Task set
a) Copy the map-making thread from the words "Kalvinlyle...any word on" through "of crowd-pleasing swirlies!", replacing "mountain placement" with "peak placement".
b) Extend the map-making thread from its last line.

Page text
** start **

Hmm...I wonder if there is any way of making more realistic continental shelfs? Because the oceans lack the natural continental shelfs one would expect. I suppose if someone wanted serious realism they'd just either take an existing DEM's continental shelf or manually edit in one.

Kalvinlyle...any word on how much control you have over mountain placement? You must have some since you did that Felseth one...but I wonder how much.

----------


## su_liam

I prefer more human input than just patting about trying to simulate the random  :Smile: . That said, I really like the noise this produces. Lots of crowd-pleasing swirlies!

It would be interesting to see how well this kind of noise would incorporate into something like the Burpwallow Method for noise editing.

For continental shelves, you could try importing the HF into Wibur and applying an exponent filter or remap altitudes. I'd think that would work as well for this kind of noise as any.

I also have to say this is a very attractive hypsometric gradient. It even looks good without the hillshade.

----------


## kalvinlyle

I've updated the tutorial and posted it here

I've added:
Editable Land MassesContinental Shelves

When I have more time I'll convert it to a PDF and update the first post.  The limitation of 10,000 characters and the exclusion of HTML in posts makes it a bit difficult to maintain tutorials here.  Anyone have any suggstions?

----------


## hohum

Very cool!

----------


## simpfan1

I cant seem to get smart layers to work
Darn this really old bootleg photoshop  :Mad:

----------


## Ascension

I don't have smart layers either so I just did a merge all visible (ctrl-shift-alt-e).  I'm pretty sure that this isn't even close but it's good enough for me cuz I can do other things already.

----------


## kalvinlyle

> I cant seem to get smart layers to work
> Darn this really old bootleg photoshop


Haha yeah rather than convert to smart layers you could just merge those layers.  Smart Layers is just a non-destructive way of collapsing...

----------


## oolaef

Hi Kalvin,

This is really great! Not sure if you'll still be able to see this, but one thing that doesn't seem to work for me is the lighting effects - the lighting via channel works fine, but after setting the layer to 'overlay', the result is very different looking to your example - mainly that it's quite dark. The lighter portions look correct, as do the darker shadows, but there's no gap in between, as in it's either very dark or very light, where yours looks quite realistic. Wondering if there's a step in there that's been missed out?

Actually what I'm trying to set up is a kind of animated version of this effect using an action in photoshop - I've rendered the 'height map' part as a jpg sequence out of After Effects, which ripples around - there's a few 'unactionable' commands which are proving to be a bit of a snag at the moment, but I'm trying to work these out.

----------


## JediKnight83

> I've updated the tutorial and posted it here
> 
> I've added:
> Editable Land MassesContinental Shelves 
> 
> When I have more time I'll convert it to a PDF and update the first post.  The limitation of 10,000 characters and the exclusion of HTML in posts makes it a bit difficult to maintain tutorials here.  Anyone have any suggstions?


I tried going to the link, but it did not show up. But so far I really like the tut.

----------


## Ankorafeonix

The links to your other tuts (editing continents, sea shelf) are broken  :Frown:  Otherwise, thanks for the great guide!

** end **

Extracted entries
** start **

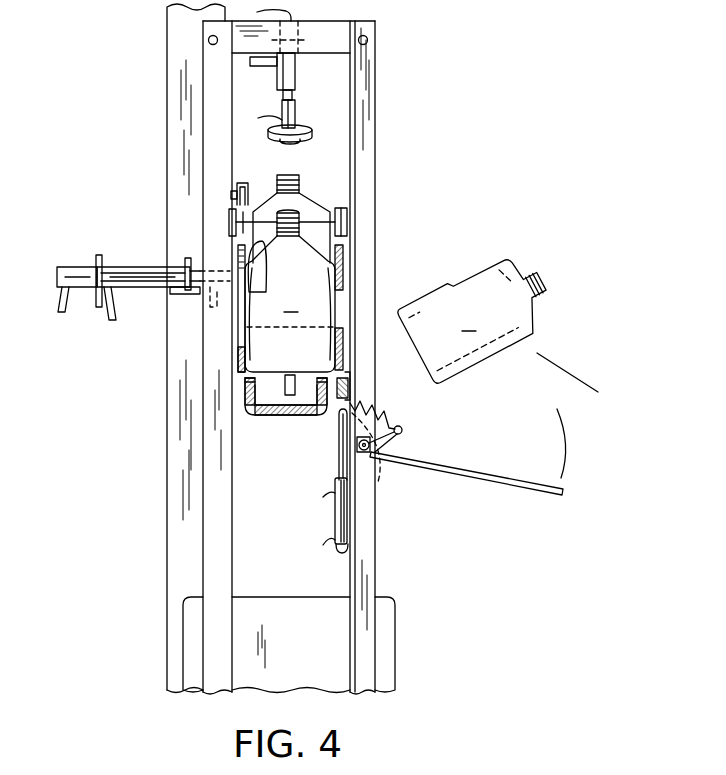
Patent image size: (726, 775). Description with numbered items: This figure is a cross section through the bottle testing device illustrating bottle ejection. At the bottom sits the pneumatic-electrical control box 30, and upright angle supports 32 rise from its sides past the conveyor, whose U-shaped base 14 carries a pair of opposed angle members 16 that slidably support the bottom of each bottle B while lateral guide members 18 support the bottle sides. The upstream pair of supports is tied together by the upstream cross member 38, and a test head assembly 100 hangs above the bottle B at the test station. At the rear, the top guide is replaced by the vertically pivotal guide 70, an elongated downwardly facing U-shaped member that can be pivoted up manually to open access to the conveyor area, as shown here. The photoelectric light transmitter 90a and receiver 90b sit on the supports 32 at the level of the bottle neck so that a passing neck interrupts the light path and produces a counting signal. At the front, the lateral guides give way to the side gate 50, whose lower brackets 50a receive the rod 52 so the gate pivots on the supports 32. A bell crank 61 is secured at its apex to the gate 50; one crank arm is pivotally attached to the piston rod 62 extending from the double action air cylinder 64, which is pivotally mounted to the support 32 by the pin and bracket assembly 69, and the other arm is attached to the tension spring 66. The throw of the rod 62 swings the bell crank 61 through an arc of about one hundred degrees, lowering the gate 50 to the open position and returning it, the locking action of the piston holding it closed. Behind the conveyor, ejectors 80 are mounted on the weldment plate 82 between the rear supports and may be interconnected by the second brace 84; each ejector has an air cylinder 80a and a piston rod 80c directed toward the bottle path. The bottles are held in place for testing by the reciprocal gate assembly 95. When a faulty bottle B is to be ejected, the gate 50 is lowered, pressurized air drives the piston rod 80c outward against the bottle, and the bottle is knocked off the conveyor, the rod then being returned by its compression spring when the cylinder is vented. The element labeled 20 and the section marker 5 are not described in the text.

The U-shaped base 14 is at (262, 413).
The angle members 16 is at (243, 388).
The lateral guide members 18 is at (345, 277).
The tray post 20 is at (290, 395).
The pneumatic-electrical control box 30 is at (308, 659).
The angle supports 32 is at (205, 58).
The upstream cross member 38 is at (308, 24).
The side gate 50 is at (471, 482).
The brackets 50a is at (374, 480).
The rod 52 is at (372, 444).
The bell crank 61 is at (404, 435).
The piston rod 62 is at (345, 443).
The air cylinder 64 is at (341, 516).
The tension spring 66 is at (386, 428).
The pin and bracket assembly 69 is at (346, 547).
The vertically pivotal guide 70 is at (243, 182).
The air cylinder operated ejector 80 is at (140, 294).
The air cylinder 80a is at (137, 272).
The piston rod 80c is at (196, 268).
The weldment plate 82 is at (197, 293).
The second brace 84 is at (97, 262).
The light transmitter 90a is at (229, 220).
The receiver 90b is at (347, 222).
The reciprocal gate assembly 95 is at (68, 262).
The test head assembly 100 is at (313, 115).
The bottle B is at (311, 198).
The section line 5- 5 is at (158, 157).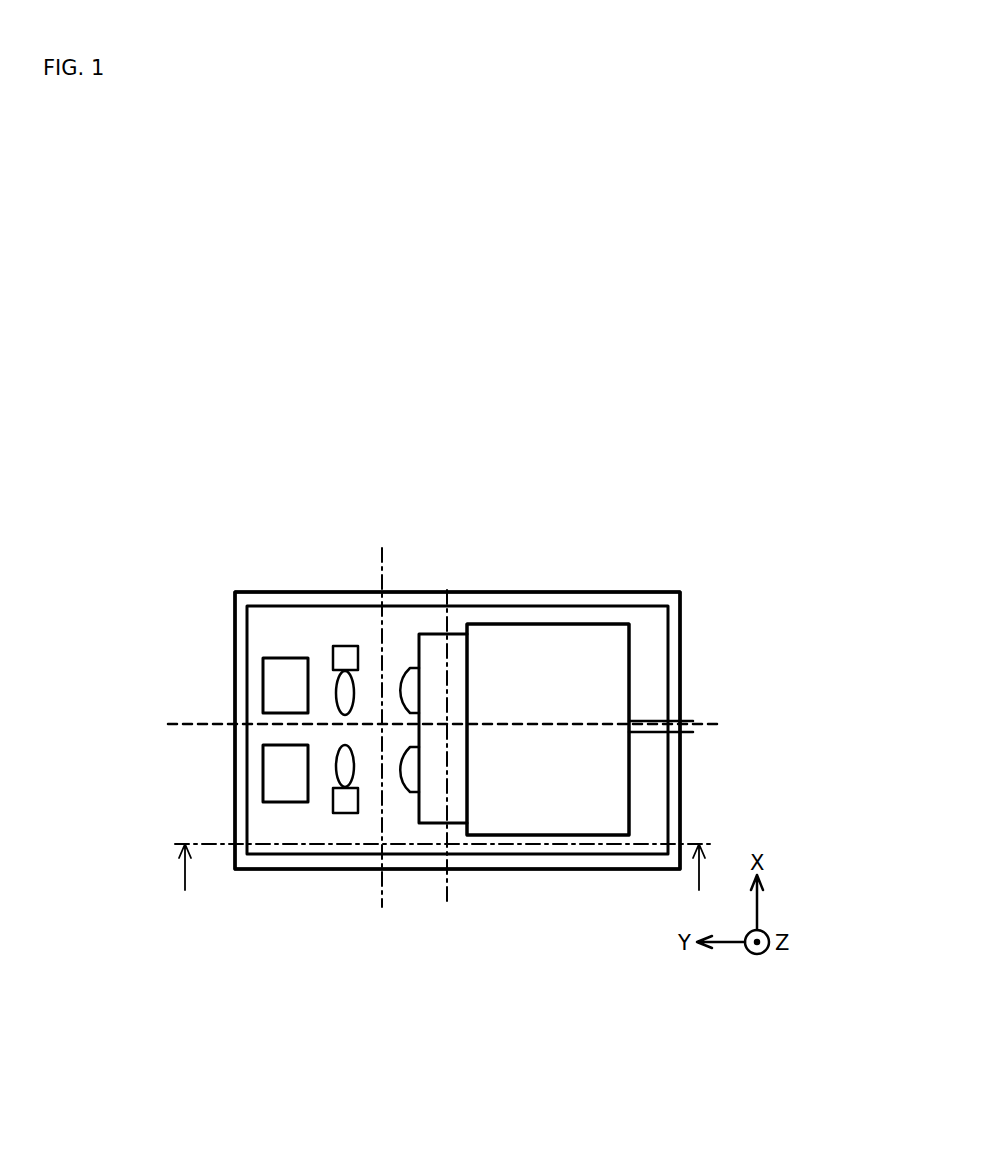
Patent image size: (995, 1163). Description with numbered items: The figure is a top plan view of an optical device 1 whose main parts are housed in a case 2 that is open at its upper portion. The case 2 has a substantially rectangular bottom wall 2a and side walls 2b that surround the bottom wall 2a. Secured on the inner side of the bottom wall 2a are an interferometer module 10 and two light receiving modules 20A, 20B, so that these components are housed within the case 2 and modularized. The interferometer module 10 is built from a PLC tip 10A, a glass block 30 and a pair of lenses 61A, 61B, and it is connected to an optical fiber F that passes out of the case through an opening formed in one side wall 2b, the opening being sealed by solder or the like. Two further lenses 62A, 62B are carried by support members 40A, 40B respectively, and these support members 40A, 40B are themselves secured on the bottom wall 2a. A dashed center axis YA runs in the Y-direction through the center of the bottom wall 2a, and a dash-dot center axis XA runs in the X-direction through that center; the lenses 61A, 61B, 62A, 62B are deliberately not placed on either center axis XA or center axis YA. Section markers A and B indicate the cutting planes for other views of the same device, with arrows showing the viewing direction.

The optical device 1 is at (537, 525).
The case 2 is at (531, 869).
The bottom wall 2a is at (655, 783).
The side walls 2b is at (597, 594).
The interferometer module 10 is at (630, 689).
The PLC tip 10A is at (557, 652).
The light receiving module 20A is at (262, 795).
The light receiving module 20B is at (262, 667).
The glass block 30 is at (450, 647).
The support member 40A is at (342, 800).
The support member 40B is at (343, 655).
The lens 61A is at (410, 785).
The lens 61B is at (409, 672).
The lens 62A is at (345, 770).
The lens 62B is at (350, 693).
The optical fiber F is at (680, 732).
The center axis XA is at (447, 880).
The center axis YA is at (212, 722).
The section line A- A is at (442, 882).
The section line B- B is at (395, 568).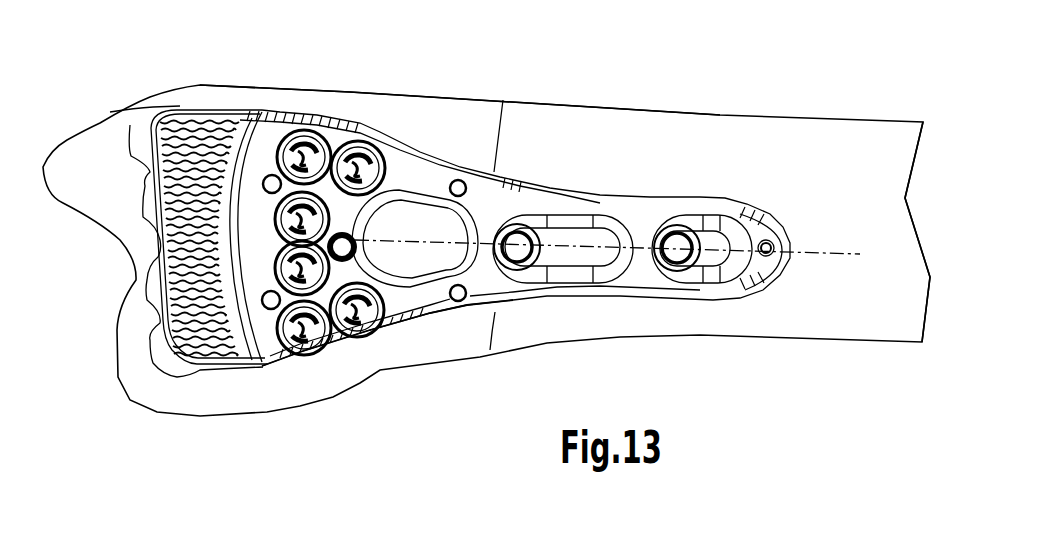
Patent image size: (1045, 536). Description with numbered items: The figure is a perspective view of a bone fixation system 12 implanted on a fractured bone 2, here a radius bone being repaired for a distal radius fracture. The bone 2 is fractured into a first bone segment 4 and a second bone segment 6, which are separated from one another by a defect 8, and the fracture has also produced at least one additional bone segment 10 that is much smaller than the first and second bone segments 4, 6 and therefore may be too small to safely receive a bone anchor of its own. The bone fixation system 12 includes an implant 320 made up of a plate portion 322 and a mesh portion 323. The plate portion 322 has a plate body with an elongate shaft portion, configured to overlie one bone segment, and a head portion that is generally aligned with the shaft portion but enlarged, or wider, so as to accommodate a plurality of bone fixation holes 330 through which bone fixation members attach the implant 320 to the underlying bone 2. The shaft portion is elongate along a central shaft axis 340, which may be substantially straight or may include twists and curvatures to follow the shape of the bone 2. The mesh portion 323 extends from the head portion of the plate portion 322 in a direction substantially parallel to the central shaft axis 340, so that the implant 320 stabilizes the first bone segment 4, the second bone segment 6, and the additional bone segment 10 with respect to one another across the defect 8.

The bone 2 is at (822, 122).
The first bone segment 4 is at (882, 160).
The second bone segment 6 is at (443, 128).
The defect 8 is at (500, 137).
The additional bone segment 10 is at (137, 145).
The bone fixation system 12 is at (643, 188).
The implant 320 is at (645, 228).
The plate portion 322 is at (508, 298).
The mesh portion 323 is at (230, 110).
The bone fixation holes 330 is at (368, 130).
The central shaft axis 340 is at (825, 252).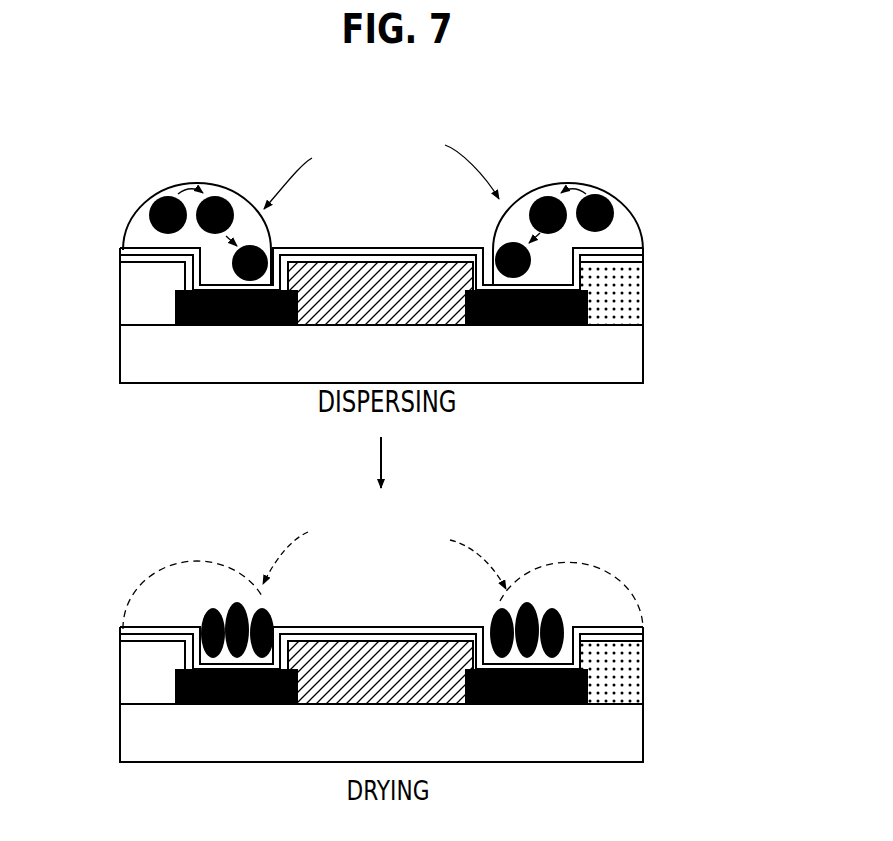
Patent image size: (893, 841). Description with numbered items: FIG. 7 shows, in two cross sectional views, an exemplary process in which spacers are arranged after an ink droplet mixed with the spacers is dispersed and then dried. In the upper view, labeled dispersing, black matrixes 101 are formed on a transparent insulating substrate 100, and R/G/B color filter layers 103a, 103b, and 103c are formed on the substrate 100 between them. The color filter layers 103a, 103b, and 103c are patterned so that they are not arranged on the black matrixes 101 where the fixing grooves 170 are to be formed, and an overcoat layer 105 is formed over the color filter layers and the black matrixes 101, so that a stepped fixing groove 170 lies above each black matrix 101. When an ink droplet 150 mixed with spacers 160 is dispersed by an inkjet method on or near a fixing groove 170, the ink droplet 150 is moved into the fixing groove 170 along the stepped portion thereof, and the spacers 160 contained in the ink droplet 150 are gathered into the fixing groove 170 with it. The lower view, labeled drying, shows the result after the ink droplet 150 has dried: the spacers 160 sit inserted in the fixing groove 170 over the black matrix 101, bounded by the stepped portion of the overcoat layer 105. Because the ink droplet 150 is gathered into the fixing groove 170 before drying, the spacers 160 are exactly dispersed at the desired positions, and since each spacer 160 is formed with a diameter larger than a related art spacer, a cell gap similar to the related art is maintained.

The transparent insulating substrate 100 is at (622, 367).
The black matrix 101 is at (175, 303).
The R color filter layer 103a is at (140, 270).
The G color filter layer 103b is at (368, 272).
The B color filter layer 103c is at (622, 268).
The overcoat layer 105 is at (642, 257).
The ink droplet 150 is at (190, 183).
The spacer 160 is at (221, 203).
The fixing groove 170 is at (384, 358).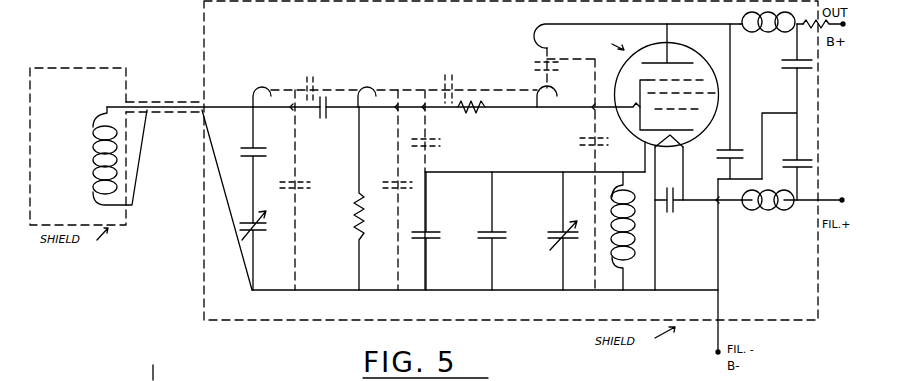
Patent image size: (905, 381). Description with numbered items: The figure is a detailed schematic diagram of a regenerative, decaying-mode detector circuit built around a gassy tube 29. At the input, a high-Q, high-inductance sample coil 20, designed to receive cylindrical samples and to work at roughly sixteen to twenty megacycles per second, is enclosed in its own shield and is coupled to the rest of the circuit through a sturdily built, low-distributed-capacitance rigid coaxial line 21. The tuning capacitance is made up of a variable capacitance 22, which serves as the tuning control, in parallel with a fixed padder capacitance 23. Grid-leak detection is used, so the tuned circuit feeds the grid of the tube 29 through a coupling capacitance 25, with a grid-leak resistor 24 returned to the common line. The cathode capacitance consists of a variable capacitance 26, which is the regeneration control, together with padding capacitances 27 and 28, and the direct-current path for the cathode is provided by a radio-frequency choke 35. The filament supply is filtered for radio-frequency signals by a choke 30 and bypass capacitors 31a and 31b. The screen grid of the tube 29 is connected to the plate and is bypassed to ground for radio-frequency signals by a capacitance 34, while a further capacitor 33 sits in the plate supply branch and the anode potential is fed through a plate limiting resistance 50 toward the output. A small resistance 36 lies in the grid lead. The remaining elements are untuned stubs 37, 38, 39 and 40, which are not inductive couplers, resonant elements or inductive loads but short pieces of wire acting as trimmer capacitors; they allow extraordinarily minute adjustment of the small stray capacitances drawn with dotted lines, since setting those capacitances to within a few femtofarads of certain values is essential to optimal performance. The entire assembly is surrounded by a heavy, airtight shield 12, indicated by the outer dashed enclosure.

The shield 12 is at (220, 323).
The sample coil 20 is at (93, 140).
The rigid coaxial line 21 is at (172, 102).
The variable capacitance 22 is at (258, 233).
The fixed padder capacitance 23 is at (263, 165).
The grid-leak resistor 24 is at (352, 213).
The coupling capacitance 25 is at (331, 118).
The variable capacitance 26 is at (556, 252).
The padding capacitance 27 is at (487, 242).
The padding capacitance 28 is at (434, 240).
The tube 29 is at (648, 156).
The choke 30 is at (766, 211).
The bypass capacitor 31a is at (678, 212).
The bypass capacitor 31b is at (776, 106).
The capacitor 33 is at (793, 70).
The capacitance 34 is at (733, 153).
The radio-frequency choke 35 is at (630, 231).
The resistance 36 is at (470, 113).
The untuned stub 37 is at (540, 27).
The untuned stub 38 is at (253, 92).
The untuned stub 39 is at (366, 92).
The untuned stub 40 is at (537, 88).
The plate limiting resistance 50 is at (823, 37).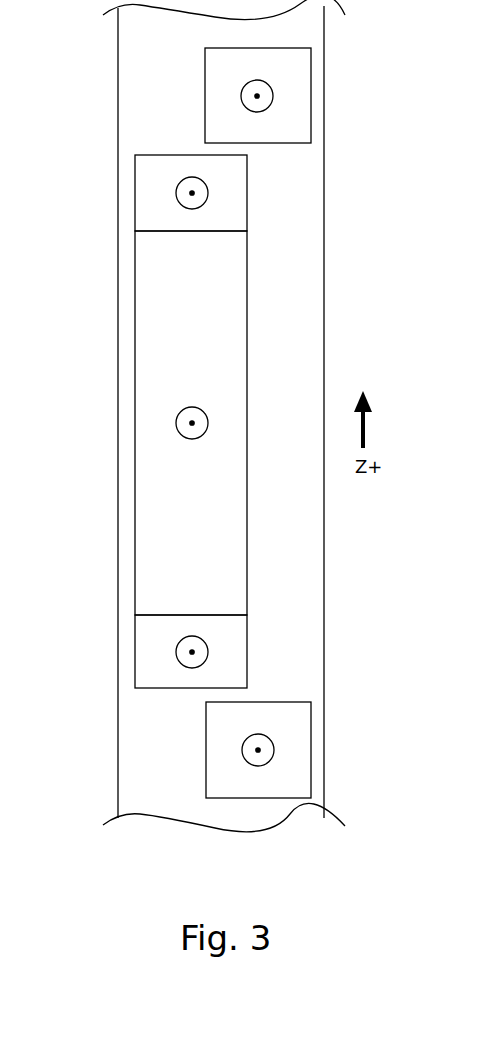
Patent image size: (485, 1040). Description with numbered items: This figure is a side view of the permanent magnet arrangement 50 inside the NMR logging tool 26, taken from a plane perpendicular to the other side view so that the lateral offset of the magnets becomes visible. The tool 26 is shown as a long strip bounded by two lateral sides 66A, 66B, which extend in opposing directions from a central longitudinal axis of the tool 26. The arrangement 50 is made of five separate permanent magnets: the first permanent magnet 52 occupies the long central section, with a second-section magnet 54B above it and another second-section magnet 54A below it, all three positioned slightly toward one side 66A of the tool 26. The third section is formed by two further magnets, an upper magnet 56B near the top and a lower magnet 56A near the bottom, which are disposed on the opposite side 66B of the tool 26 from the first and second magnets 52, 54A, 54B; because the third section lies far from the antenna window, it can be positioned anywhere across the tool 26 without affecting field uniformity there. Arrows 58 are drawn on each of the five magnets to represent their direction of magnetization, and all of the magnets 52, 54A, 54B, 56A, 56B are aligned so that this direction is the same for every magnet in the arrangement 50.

** end **

Task-by-task outputs
a)
Kalvinlyle...any word on how much control you have over peak placement? You must have some since you did that Felseth one...but I wonder how much.

----------


## su_liam

I prefer more human input than just patting about trying to simulate the random  :Smile: . That said, I really like the noise this produces. Lots of crowd-pleasing swirlies!

b)
I'm trying to do a map that is based loosely on Europe, so I'm needing a very specific shoreline. I've already got a black & white shore outline of the same resolution and size as the tutorial images - is there a way I can manipulate the height map in such a way that it would mimic the contours of Europe even just a little bit?

Thanks  :Smile:

----------


## Jason Thompson

well mine was a bit of a fail as soon as I hit the lighting part. I'm using CS6. Although I did enjoy this tutorial. but i could not get that textured look for the life of me.

----------


## Yrda

Although this tutorial is old, I gave it a try because I was curious and wanted to try out something new.

This part "Right Click the vector mask for the newly created layer and choose 'Disable Vector Mask'" didn't work for me. I see no vector mask when I create a shape, just a standard layer mask. And if I disable that, nothing happens.
I solved this by just creating a "Color" Adjustment layer with the same settings.

The "Hills" were quite dark in the end, so I changed the layer style of that to Soft Light.

Interesting workflow and I even learned one or to new things about Photoshop (there are filters I never used before ...).
I don't know if you are still active here, kalvinlyle, but thanks for sharing!

----------


## Styescape

> Although this tutorial is old, I gave it a try because I was curious and wanted to try out something new.
> 
> This part "Right Click the vector mask for the newly created layer and choose 'Disable Vector Mask'" didn't work for me. I see no vector mask when I create a shape, just a standard layer mask. And if I disable that, nothing happens.
> I solved this by just creating a "Color" Adjustment layer with the same settings.


You refer to the following part, right?

_"21. Select the shape tool from the tool bar (U)
22. Draw a shape of any size
23. Right Click the vector mask for the newly created layer and choose 'Disable Vector Mask'"_

Maybe it's just a misunderstanding of the _"vector mask for the newly created layer"_ passage. To clarify the description and maybe locate the problem, could you try the following steps (also works without your map in a new document) and tell me at which of these steps it doesn't work (these are tried in Photoshop 9.0/CS 2 so maybe something is working different in newer versions):

- Pressing "U" should give you the possibility to draw a shape, let's say a rectancle, right?
- After drawing a rectangle, a new layer in form of a smart object should occur at your page!?
- In the layer window the smart object should be shown with some different information: left you have a color box, followed by a small chain symbol and right of it a small "preview" where your rectangle is shown in white above the grey background?
- If you now right  click on the part with the  "preview" or where the text "Form 1" is shown, you should see the option "disable vector mask"

Is it working this way or is there a problem within one of these steps?

----------


## Yrda

Yes, I meant those steps. Looks like it's something they changed in the newer Photoshop versions - I'm working with CC.

What I see in the layer window after creating a rectangle shape is this:

Not a smart object but a vector object, and no mask.

But I've found it in the Shape Attributes window:

There I can set the density of the shape path mask to zero, which seems to have the same effect.

I'd still use the color layer for this though, I guess.

----------


## Styescape

Okay, then it really seems to be a "version-problem". Great you solved it that way, others might benefit from this information about the "CC-way" as well.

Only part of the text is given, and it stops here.